(begin)
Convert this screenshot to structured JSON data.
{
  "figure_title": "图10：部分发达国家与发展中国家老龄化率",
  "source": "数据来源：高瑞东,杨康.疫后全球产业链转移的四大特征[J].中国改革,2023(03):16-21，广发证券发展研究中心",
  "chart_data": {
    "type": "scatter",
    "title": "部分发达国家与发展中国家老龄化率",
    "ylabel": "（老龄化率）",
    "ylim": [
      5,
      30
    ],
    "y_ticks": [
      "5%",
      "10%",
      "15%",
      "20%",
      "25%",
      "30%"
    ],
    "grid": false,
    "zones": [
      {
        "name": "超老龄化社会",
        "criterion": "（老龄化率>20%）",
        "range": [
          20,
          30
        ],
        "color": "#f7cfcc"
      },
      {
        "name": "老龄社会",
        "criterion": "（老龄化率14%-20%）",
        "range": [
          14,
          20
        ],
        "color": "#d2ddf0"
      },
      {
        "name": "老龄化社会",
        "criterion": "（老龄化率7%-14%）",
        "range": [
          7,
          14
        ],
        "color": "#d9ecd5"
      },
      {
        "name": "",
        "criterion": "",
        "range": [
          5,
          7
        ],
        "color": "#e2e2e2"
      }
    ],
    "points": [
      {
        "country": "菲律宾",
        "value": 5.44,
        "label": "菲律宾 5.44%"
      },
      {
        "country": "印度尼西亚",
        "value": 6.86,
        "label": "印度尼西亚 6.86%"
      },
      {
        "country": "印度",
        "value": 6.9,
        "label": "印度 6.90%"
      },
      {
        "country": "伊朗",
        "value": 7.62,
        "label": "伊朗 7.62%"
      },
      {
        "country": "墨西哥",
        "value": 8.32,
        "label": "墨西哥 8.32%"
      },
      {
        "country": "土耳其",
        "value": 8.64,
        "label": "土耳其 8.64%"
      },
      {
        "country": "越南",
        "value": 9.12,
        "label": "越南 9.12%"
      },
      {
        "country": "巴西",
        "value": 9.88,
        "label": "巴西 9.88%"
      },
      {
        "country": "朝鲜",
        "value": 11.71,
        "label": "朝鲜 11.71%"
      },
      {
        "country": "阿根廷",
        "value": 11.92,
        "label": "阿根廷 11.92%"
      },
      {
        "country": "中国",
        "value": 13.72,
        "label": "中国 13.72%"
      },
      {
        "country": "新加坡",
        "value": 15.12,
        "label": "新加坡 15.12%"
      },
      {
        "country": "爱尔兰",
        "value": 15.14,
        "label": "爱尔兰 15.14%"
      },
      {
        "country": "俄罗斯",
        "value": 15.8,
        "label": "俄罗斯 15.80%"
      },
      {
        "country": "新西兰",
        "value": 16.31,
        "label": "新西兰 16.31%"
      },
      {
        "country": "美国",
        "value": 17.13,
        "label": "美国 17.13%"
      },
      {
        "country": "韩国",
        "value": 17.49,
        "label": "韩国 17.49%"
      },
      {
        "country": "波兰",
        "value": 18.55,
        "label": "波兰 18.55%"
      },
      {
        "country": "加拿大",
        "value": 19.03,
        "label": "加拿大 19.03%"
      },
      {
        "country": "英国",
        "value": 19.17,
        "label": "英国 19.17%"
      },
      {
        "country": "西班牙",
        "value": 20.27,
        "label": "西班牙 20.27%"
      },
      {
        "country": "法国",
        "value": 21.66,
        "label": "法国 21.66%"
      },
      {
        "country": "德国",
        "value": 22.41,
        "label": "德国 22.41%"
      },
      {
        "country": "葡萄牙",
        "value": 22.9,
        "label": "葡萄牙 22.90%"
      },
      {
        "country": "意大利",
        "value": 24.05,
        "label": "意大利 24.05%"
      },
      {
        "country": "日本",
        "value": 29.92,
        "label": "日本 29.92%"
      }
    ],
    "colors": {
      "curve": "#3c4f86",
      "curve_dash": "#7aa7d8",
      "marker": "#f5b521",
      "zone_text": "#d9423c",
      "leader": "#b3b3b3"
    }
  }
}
(end)
• [WORK INSTRUCTIONS]: Set down every record above exactly as given.

• [FULL ANSWER]:
Convert this screenshot to structured JSON data.
{
  "figure_title": "图10：部分发达国家与发展中国家老龄化率",
  "source": "数据来源：高瑞东,杨康.疫后全球产业链转移的四大特征[J].中国改革,2023(03):16-21，广发证券发展研究中心",
  "chart_data": {
    "type": "scatter",
    "title": "部分发达国家与发展中国家老龄化率",
    "ylabel": "（老龄化率）",
    "ylim": [
      5,
      30
    ],
    "y_ticks": [
      "5%",
      "10%",
      "15%",
      "20%",
      "25%",
      "30%"
    ],
    "grid": false,
    "zones": [
      {
        "name": "超老龄化社会",
        "criterion": "（老龄化率>20%）",
        "range": [
          20,
          30
        ],
        "color": "#f7cfcc"
      },
      {
        "name": "老龄社会",
        "criterion": "（老龄化率14%-20%）",
        "range": [
          14,
          20
        ],
        "color": "#d2ddf0"
      },
      {
        "name": "老龄化社会",
        "criterion": "（老龄化率7%-14%）",
        "range": [
          7,
          14
        ],
        "color": "#d9ecd5"
      },
      {
        "name": "",
        "criterion": "",
        "range": [
          5,
          7
        ],
        "color": "#e2e2e2"
      }
    ],
    "points": [
      {
        "country": "菲律宾",
        "value": 5.44,
        "label": "菲律宾 5.44%"
      },
      {
        "country": "印度尼西亚",
        "value": 6.86,
        "label": "印度尼西亚 6.86%"
      },
      {
        "country": "印度",
        "value": 6.9,
        "label": "印度 6.90%"
      },
      {
        "country": "伊朗",
        "value": 7.62,
        "label": "伊朗 7.62%"
      },
      {
        "country": "墨西哥",
        "value": 8.32,
        "label": "墨西哥 8.32%"
      },
      {
        "country": "土耳其",
        "value": 8.64,
        "label": "土耳其 8.64%"
      },
      {
        "country": "越南",
        "value": 9.12,
        "label": "越南 9.12%"
      },
      {
        "country": "巴西",
        "value": 9.88,
        "label": "巴西 9.88%"
      },
      {
        "country": "朝鲜",
        "value": 11.71,
        "label": "朝鲜 11.71%"
      },
      {
        "country": "阿根廷",
        "value": 11.92,
        "label": "阿根廷 11.92%"
      },
      {
        "country": "中国",
        "value": 13.72,
        "label": "中国 13.72%"
      },
      {
        "country": "新加坡",
        "value": 15.12,
        "label": "新加坡 15.12%"
      },
      {
        "country": "爱尔兰",
        "value": 15.14,
        "label": "爱尔兰 15.14%"
      },
      {
        "country": "俄罗斯",
        "value": 15.8,
        "label": "俄罗斯 15.80%"
      },
      {
        "country": "新西兰",
        "value": 16.31,
        "label": "新西兰 16.31%"
      },
      {
        "country": "美国",
        "value": 17.13,
        "label": "美国 17.13%"
      },
      {
        "country": "韩国",
        "value": 17.49,
        "label": "韩国 17.49%"
      },
      {
        "country": "波兰",
        "value": 18.55,
        "label": "波兰 18.55%"
      },
      {
        "country": "加拿大",
        "value": 19.03,
        "label": "加拿大 19.03%"
      },
      {
        "country": "英国",
        "value": 19.17,
        "label": "英国 19.17%"
      },
      {
        "country": "西班牙",
        "value": 20.27,
        "label": "西班牙 20.27%"
      },
      {
        "country": "法国",
        "value": 21.66,
        "label": "法国 21.66%"
      },
      {
        "country": "德国",
        "value": 22.41,
        "label": "德国 22.41%"
      },
      {
        "country": "葡萄牙",
        "value": 22.9,
        "label": "葡萄牙 22.90%"
      },
      {
        "country": "意大利",
        "value": 24.05,
        "label": "意大利 24.05%"
      },
      {
        "country": "日本",
        "value": 29.92,
        "label": "日本 29.92%"
      }
    ],
    "colors": {
      "curve": "#3c4f86",
      "curve_dash": "#7aa7d8",
      "marker": "#f5b521",
      "zone_text": "#d9423c",
      "leader": "#b3b3b3"
    }
  }
}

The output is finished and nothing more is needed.